THE REQUEST
Give again, word for word, only the lines from the one containing "What does this" through the final line.

INFORMATION SHOWN
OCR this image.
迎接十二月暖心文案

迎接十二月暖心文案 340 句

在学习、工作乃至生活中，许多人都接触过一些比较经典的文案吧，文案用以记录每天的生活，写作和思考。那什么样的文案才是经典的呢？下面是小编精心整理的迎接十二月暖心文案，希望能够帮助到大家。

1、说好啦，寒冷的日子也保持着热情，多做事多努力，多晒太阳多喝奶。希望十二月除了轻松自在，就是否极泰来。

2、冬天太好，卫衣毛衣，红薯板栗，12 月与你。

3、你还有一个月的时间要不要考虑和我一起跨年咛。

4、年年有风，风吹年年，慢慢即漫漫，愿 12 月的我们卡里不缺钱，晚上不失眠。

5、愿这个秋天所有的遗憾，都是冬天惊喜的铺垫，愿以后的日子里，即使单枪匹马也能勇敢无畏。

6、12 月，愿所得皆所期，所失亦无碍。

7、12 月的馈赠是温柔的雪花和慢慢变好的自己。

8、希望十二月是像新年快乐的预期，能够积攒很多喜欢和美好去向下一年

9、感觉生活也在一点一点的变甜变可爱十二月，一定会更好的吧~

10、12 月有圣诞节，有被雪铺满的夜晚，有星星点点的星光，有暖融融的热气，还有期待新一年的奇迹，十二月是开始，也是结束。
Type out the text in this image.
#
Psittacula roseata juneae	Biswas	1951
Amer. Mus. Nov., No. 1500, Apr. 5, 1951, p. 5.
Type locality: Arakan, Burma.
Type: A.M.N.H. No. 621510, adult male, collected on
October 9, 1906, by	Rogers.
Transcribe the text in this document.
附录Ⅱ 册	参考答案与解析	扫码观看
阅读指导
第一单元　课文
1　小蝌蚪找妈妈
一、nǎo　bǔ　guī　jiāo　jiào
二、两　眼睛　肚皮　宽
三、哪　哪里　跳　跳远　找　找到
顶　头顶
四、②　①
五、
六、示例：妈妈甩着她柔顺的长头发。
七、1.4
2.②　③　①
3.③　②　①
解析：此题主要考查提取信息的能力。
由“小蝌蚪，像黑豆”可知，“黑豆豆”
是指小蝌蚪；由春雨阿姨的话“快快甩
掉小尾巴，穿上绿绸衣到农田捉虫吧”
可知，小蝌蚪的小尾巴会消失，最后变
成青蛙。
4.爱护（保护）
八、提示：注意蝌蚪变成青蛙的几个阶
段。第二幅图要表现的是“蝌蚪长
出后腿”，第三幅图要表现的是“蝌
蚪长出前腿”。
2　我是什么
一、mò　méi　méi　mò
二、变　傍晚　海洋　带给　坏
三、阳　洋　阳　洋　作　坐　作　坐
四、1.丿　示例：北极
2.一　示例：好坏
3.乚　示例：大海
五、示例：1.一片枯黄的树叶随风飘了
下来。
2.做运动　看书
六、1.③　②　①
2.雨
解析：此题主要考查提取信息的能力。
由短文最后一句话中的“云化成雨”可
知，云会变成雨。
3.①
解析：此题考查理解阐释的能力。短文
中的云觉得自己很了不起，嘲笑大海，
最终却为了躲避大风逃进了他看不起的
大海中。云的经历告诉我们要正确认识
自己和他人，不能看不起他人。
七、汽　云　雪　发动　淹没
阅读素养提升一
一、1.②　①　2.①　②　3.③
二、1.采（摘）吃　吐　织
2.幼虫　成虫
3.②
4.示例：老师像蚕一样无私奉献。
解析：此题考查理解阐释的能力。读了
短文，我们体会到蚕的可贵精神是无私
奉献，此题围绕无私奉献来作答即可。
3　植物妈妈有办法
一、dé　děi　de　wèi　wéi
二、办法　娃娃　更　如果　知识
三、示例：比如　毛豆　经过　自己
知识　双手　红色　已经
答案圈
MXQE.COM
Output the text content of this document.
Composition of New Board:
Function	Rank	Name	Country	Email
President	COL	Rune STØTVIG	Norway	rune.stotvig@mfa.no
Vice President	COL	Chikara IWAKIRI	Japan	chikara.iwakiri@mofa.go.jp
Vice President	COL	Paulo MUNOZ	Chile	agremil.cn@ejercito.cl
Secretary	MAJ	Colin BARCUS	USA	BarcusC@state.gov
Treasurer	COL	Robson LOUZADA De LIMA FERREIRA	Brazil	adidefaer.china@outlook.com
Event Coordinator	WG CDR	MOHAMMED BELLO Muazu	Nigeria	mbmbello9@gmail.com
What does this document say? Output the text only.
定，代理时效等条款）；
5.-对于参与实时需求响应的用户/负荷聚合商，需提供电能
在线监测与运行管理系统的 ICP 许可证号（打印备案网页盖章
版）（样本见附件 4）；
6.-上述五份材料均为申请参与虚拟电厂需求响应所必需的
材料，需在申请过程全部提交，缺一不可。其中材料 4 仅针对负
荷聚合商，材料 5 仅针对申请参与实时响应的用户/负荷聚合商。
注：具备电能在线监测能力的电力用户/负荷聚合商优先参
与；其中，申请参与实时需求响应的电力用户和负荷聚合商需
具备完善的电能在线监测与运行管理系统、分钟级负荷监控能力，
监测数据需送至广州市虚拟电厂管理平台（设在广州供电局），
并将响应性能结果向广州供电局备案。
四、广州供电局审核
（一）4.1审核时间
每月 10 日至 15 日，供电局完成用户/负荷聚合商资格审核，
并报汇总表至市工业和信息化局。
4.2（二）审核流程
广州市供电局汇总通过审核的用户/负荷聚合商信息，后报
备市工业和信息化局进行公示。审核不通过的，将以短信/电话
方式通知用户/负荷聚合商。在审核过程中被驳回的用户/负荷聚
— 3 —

WORKED SOLUTION
What does this document say? Output the text only.
定，代理时效等条款）；
5.-对于参与实时需求响应的用户/负荷聚合商，需提供电能
在线监测与运行管理系统的 ICP 许可证号（打印备案网页盖章
版）（样本见附件 4）；
6.-上述五份材料均为申请参与虚拟电厂需求响应所必需的
材料，需在申请过程全部提交，缺一不可。其中材料 4 仅针对负
荷聚合商，材料 5 仅针对申请参与实时响应的用户/负荷聚合商。
注：具备电能在线监测能力的电力用户/负荷聚合商优先参
与；其中，申请参与实时需求响应的电力用户和负荷聚合商需
具备完善的电能在线监测与运行管理系统、分钟级负荷监控能力，
监测数据需送至广州市虚拟电厂管理平台（设在广州供电局），
并将响应性能结果向广州供电局备案。
四、广州供电局审核
（一）4.1审核时间
每月 10 日至 15 日，供电局完成用户/负荷聚合商资格审核，
并报汇总表至市工业和信息化局。
4.2（二）审核流程
广州市供电局汇总通过审核的用户/负荷聚合商信息，后报
备市工业和信息化局进行公示。审核不通过的，将以短信/电话
方式通知用户/负荷聚合商。在审核过程中被驳回的用户/负荷聚
— 3 —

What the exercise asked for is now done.